- [Problem to solve]: State how many lines in the listing below include the word "avatarColor", and add nothing besides the number.
>> begin Input material
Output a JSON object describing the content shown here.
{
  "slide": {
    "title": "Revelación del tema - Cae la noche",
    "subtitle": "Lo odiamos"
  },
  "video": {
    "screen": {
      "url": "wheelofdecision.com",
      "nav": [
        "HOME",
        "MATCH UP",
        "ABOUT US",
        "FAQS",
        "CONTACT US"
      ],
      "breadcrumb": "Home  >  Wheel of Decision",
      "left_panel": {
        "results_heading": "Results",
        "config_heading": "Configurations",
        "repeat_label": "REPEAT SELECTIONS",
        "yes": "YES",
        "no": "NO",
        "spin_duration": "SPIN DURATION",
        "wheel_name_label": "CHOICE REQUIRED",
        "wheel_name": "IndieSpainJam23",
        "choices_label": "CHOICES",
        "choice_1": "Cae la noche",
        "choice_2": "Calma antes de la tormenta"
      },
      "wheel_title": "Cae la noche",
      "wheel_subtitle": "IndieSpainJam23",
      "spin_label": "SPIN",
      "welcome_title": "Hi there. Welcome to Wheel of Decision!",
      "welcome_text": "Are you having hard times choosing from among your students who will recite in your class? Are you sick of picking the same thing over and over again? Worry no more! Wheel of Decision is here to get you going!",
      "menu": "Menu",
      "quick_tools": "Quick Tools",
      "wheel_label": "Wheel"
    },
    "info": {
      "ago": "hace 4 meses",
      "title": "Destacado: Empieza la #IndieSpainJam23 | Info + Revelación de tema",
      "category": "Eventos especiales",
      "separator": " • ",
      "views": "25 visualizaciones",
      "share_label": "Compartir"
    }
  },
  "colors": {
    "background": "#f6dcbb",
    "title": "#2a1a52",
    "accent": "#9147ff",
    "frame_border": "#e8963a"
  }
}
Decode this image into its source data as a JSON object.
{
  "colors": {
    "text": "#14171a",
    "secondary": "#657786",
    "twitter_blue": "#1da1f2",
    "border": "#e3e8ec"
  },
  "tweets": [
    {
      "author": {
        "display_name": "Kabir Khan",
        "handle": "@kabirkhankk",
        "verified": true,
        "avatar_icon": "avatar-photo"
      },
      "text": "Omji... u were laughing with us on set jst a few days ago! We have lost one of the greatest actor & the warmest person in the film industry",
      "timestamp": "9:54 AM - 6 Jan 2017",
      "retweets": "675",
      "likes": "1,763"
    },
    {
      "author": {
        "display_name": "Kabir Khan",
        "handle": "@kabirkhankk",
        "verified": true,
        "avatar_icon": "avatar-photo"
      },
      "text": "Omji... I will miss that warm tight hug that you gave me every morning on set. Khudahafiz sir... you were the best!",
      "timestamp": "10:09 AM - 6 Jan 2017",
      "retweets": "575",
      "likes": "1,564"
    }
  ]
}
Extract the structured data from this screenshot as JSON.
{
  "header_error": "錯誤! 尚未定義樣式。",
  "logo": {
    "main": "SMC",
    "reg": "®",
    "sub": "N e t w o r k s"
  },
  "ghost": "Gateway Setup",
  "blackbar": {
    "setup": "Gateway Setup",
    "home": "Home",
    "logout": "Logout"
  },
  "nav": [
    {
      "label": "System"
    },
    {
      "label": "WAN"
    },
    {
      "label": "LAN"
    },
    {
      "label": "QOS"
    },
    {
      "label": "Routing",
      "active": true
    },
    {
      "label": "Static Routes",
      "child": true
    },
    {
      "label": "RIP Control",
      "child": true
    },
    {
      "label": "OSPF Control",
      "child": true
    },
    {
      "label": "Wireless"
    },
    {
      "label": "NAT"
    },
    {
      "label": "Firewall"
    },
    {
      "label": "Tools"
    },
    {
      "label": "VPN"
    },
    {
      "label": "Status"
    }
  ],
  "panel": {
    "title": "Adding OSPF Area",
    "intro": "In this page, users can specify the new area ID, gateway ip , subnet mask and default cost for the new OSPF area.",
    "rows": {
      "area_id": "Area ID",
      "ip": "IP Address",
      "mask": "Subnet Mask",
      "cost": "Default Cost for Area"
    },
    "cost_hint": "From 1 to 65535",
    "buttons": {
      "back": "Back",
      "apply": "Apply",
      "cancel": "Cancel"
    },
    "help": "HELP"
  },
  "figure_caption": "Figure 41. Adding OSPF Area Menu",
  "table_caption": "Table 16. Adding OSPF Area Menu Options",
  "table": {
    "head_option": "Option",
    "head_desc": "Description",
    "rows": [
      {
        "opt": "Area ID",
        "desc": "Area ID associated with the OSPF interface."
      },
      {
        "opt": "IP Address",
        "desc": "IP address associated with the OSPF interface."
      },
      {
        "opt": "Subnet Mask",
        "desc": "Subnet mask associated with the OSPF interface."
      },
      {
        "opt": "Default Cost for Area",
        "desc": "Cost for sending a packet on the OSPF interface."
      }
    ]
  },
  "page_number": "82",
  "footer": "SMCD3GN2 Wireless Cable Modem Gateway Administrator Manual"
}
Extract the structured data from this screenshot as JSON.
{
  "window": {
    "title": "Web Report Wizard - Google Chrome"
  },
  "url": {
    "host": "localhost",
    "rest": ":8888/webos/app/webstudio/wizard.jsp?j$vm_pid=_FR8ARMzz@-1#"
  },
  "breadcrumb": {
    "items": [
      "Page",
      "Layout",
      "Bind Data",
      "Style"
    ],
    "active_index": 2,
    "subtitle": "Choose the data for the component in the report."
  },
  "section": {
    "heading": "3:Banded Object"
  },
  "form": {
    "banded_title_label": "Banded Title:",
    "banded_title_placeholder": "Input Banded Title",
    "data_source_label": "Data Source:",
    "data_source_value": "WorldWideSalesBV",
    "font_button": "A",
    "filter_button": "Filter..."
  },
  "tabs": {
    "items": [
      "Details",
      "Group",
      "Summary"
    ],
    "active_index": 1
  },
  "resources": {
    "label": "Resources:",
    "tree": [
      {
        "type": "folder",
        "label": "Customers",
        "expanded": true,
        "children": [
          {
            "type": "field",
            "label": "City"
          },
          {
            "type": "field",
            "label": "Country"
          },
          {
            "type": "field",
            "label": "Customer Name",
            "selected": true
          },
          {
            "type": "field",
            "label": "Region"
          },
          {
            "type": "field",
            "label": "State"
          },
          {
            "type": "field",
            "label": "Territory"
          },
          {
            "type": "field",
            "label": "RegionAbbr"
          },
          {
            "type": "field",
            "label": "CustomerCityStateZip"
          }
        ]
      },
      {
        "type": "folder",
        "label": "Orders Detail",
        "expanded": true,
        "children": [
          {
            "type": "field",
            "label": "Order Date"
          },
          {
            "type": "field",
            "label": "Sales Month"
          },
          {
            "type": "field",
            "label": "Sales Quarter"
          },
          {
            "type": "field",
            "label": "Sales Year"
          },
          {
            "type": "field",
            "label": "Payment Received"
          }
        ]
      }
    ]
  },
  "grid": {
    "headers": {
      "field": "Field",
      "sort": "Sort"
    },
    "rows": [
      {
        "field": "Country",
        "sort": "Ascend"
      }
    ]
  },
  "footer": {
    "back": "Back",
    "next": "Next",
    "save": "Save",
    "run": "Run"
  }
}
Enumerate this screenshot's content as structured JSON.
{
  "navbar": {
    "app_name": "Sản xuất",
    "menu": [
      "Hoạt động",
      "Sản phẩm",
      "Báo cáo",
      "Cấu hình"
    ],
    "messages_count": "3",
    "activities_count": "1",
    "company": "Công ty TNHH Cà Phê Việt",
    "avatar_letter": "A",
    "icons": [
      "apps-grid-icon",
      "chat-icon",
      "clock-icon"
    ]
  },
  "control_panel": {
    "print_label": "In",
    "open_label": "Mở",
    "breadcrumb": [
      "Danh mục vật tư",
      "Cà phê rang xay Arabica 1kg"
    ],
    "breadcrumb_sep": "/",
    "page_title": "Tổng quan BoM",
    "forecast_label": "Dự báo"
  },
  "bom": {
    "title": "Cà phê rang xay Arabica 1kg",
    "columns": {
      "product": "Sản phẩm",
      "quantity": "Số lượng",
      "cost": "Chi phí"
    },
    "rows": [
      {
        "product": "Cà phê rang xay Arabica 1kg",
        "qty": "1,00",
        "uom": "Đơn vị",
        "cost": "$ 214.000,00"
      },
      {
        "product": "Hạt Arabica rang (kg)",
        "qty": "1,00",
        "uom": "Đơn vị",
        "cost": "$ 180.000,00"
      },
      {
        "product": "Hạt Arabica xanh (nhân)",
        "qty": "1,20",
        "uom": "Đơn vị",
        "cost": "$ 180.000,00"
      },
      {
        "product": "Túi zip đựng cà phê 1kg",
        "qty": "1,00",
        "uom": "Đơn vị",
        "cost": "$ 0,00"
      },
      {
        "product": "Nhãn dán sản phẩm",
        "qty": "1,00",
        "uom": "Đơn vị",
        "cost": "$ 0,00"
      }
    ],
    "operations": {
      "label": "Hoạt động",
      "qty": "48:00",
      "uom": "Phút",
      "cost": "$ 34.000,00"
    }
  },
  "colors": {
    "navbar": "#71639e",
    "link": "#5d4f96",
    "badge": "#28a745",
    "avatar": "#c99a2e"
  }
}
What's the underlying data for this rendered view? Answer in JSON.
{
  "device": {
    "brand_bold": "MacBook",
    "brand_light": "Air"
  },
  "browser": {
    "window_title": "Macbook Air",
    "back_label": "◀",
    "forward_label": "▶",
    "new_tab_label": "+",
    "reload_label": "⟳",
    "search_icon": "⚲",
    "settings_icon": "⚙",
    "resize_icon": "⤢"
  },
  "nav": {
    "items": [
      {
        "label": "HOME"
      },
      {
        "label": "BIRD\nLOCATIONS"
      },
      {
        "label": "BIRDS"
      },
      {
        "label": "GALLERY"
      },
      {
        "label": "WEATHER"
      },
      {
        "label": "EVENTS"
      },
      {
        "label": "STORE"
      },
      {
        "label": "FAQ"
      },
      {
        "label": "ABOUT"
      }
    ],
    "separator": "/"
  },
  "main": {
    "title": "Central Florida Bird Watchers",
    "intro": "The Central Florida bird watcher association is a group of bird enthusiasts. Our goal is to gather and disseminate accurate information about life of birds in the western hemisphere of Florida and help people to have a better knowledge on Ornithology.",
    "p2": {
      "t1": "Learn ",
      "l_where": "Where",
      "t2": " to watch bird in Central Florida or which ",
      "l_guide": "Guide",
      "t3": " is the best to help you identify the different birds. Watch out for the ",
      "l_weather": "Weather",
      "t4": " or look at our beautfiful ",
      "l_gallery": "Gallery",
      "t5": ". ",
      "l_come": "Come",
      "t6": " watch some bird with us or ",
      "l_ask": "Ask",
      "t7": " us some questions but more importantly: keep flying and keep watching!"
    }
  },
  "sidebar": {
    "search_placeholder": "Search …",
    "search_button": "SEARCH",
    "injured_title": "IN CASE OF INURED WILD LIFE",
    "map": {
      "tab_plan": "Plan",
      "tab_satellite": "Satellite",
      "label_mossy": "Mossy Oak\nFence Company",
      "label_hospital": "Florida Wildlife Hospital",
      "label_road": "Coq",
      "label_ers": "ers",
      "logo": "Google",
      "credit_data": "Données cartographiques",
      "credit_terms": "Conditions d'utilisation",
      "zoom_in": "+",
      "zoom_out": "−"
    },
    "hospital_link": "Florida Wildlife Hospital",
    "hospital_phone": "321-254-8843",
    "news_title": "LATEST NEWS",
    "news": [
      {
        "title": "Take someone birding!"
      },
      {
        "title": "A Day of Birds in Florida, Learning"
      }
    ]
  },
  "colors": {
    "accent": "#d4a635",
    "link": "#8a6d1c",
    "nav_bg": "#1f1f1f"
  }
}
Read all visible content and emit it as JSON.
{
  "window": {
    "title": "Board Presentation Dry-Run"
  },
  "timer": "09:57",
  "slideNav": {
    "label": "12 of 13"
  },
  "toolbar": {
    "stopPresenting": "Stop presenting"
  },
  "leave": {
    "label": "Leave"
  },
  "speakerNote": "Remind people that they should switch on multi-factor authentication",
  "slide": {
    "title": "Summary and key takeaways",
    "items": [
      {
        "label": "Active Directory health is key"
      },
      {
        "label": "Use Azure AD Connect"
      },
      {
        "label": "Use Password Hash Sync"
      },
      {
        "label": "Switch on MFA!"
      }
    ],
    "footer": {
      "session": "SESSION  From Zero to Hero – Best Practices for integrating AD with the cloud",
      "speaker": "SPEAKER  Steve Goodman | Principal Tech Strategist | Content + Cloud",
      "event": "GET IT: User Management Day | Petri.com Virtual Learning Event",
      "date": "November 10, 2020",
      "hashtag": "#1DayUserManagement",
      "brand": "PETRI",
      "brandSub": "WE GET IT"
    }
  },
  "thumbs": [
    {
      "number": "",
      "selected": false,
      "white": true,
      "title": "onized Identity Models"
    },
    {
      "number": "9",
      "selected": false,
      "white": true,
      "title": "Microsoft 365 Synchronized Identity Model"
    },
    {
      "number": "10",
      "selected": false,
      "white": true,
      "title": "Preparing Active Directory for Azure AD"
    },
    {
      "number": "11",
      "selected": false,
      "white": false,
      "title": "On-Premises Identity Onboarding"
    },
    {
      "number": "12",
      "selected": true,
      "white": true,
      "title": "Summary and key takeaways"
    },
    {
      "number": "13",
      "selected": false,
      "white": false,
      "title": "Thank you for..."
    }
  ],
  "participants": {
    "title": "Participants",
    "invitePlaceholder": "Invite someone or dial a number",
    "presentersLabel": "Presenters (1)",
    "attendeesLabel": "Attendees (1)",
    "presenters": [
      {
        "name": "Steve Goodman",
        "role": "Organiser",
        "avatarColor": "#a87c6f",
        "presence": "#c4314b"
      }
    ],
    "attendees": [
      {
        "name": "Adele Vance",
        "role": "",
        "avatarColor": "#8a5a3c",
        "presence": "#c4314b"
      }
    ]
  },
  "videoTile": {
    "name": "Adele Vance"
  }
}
>> end Input material
- [Task result]: 2